>> start EXERCISE DATA

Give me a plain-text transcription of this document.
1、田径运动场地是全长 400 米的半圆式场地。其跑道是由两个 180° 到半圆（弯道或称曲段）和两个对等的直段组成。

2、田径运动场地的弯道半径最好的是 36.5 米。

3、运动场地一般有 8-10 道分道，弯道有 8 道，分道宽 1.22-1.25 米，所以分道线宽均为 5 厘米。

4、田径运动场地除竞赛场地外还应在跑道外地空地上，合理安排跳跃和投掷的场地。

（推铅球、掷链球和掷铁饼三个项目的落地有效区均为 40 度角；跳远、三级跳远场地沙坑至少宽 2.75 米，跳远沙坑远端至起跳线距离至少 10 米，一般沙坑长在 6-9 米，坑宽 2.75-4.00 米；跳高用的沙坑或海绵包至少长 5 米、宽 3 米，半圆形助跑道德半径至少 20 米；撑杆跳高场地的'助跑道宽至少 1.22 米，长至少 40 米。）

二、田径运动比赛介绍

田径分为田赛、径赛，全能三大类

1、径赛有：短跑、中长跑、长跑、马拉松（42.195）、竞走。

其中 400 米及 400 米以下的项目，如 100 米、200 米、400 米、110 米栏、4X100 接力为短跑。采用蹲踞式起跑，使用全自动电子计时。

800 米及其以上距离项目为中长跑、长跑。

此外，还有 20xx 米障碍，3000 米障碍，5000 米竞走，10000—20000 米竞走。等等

>> end EXERCISE DATA

** WHAT IS REQUIRED **
Reproduce each record exactly as it appears.

** TASK ANSWER **
Give me a plain-text transcription of this document.
1、田径运动场地是全长 400 米的半圆式场地。其跑道是由两个 180° 到半圆（弯道或称曲段）和两个对等的直段组成。

2、田径运动场地的弯道半径最好的是 36.5 米。

3、运动场地一般有 8-10 道分道，弯道有 8 道，分道宽 1.22-1.25 米，所以分道线宽均为 5 厘米。

4、田径运动场地除竞赛场地外还应在跑道外地空地上，合理安排跳跃和投掷的场地。

（推铅球、掷链球和掷铁饼三个项目的落地有效区均为 40 度角；跳远、三级跳远场地沙坑至少宽 2.75 米，跳远沙坑远端至起跳线距离至少 10 米，一般沙坑长在 6-9 米，坑宽 2.75-4.00 米；跳高用的沙坑或海绵包至少长 5 米、宽 3 米，半圆形助跑道德半径至少 20 米；撑杆跳高场地的'助跑道宽至少 1.22 米，长至少 40 米。）

二、田径运动比赛介绍

田径分为田赛、径赛，全能三大类

1、径赛有：短跑、中长跑、长跑、马拉松（42.195）、竞走。

其中 400 米及 400 米以下的项目，如 100 米、200 米、400 米、110 米栏、4X100 接力为短跑。采用蹲踞式起跑，使用全自动电子计时。

800 米及其以上距离项目为中长跑、长跑。

此外，还有 20xx 米障碍，3000 米障碍，5000 米竞走，10000—20000 米竞走。等等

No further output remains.